■ **What is being asked**
Only lines holding the word "Average" should be copied from the material.

■ **Data records**
....................
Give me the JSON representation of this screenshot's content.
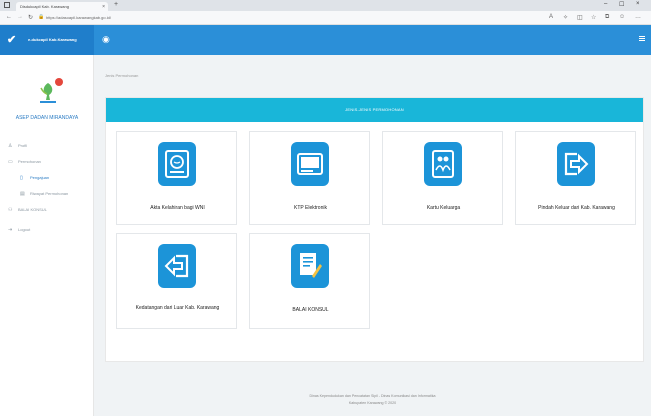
{
  "browser": {
    "tab_title": "Disdukcapil Kab. Karawang",
    "tab_close": "×",
    "new_tab": "+",
    "address": "https://adasoapil.karawangkab.go.id/",
    "controls": [
      "–",
      "☐",
      "×"
    ]
  },
  "app": {
    "brand": "e-dukcapil Kab.Karawang",
    "user_name": "ASEP DADAN MIRANDAYA"
  },
  "sidebar": {
    "items": [
      {
        "label": "Profil",
        "icon": "person-icon"
      },
      {
        "label": "Permohonan",
        "icon": "monitor-icon"
      },
      {
        "label": "Pengajuan",
        "icon": "document-icon"
      },
      {
        "label": "Riwayat Permohonan",
        "icon": "list-icon"
      },
      {
        "label": "BALAI KONSUL",
        "icon": "people-icon"
      },
      {
        "label": "Logout",
        "icon": "logout-icon"
      }
    ]
  },
  "breadcrumb": "Jenis Permohonan",
  "panel": {
    "title": "JENIS-JENIS PERMOHONAN"
  },
  "cards": [
    {
      "label": "Akta Kelahiran bagi WNI",
      "icon": "baby-icon"
    },
    {
      "label": "KTP Elektronik",
      "icon": "id-card-icon"
    },
    {
      "label": "Kartu Keluarga",
      "icon": "family-icon"
    },
    {
      "label": "Pindah Keluar dari Kab. Karawang",
      "icon": "move-out-icon"
    },
    {
      "label": "Kedatangan dari Luar Kab. Karawang",
      "icon": "move-in-icon"
    },
    {
      "label": "BALAI KONSUL",
      "icon": "consult-document-icon"
    }
  ],
  "footer": {
    "line1": "Dinas Kependudukan dan Pencatatan Sipil - Dinas Komunikasi dan Informatika",
    "line2": "Kabupaten Karawang © 2020"
  },
  "colors": {
    "header_dark": "#1f7ecb",
    "header": "#2b8fd8",
    "panel_head": "#19b6d9",
    "icon_blue": "#1c94d8",
    "active_link": "#2b7cc4"
  }
}
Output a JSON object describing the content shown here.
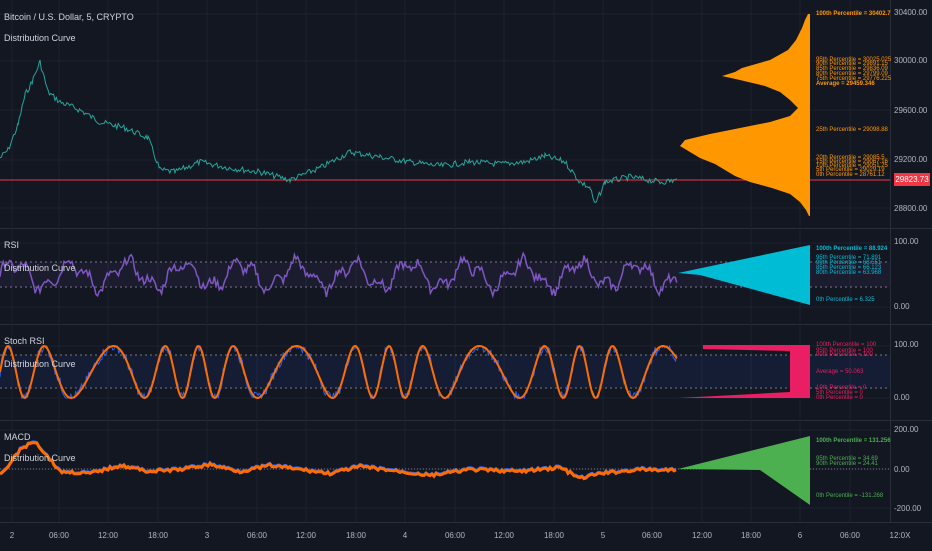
{
  "chart": {
    "symbol_title": "Bitcoin / U.S. Dollar, 5, CRYPTO",
    "indicator_label": "Distribution Curve",
    "last_price": "29823.73"
  },
  "panes": [
    {
      "name": "price",
      "title": "Bitcoin / U.S. Dollar, 5, CRYPTO",
      "price_ticks": [
        "30400.00",
        "30000.00",
        "29600.00",
        "29200.00",
        "28800.00"
      ],
      "stats_color": "#ff9800",
      "stats": [
        {
          "text": "100th Percentile = 30402.7",
          "level": 0.5,
          "bold": true
        },
        {
          "text": "95th Percentile = 30025.025",
          "level": 0.76
        },
        {
          "text": "90th Percentile = 29891.15",
          "level": 0.79
        },
        {
          "text": "85th Percentile = 29836.09",
          "level": 0.82
        },
        {
          "text": "80th Percentile = 29799.09",
          "level": 0.845
        },
        {
          "text": "75th Percentile = 29776.225",
          "level": 0.87
        },
        {
          "text": "Average = 29459.346",
          "level": 0.5,
          "bold": true
        },
        {
          "text": "25th Percentile = 29098.88",
          "level": 0.74
        },
        {
          "text": "20th Percentile = 29085.5",
          "level": 0.755
        },
        {
          "text": "15th Percentile = 29067.16",
          "level": 0.77
        },
        {
          "text": "10th Percentile = 29051.25",
          "level": 0.785
        },
        {
          "text": "5th Percentile = 29029.19",
          "level": 0.8
        },
        {
          "text": "0th Percentile = 28761.12",
          "level": 0.5
        }
      ]
    },
    {
      "name": "rsi",
      "title": "RSI",
      "price_ticks": [
        "100.00",
        "0.00"
      ],
      "stats_color": "#00bcd4",
      "stats": [
        {
          "text": "100th Percentile = 88.924",
          "bold": true
        },
        {
          "text": "95th Percentile = 71.891"
        },
        {
          "text": "90th Percentile = 68.551"
        },
        {
          "text": "85th Percentile = 66.123"
        },
        {
          "text": "80th Percentile = 63.968"
        },
        {
          "text": "0th Percentile = 6.325"
        }
      ]
    },
    {
      "name": "stoch",
      "title": "Stoch RSI",
      "price_ticks": [
        "100.00",
        "0.00"
      ],
      "stats_color": "#e91e63",
      "stats": [
        {
          "text": "100th Percentile = 100"
        },
        {
          "text": "95th Percentile = 100"
        },
        {
          "text": "90th Percentile = 100"
        },
        {
          "text": "Average = 50.063"
        },
        {
          "text": "10th Percentile = 0"
        },
        {
          "text": "5th Percentile = 0"
        },
        {
          "text": "0th Percentile = 0"
        }
      ]
    },
    {
      "name": "macd",
      "title": "MACD",
      "price_ticks": [
        "200.00",
        "0.00",
        "-200.00"
      ],
      "stats_color": "#4caf50",
      "stats": [
        {
          "text": "100th Percentile = 131.256",
          "bold": true
        },
        {
          "text": "95th Percentile = 34.69"
        },
        {
          "text": "90th Percentile = 24.41"
        },
        {
          "text": "0th Percentile = -131.268"
        }
      ]
    }
  ],
  "time_axis": [
    "2",
    "06:00",
    "12:00",
    "18:00",
    "3",
    "06:00",
    "12:00",
    "18:00",
    "4",
    "06:00",
    "12:00",
    "18:00",
    "5",
    "06:00",
    "12:00",
    "18:00",
    "6",
    "06:00",
    "12:0X"
  ],
  "colors": {
    "price_line_up": "#26a69a",
    "price_line_down": "#ef5350",
    "rsi_line": "#7e57c2",
    "stoch_k": "#2962ff",
    "stoch_d": "#ff6d00",
    "macd_line": "#2962ff",
    "signal_line": "#ff6d00",
    "histogram": "#f23645",
    "last_price_line": "#f23645"
  }
}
....................
■ **The solution**
          "text": "Average = 29459.346",
          "text": "Average = 50.063"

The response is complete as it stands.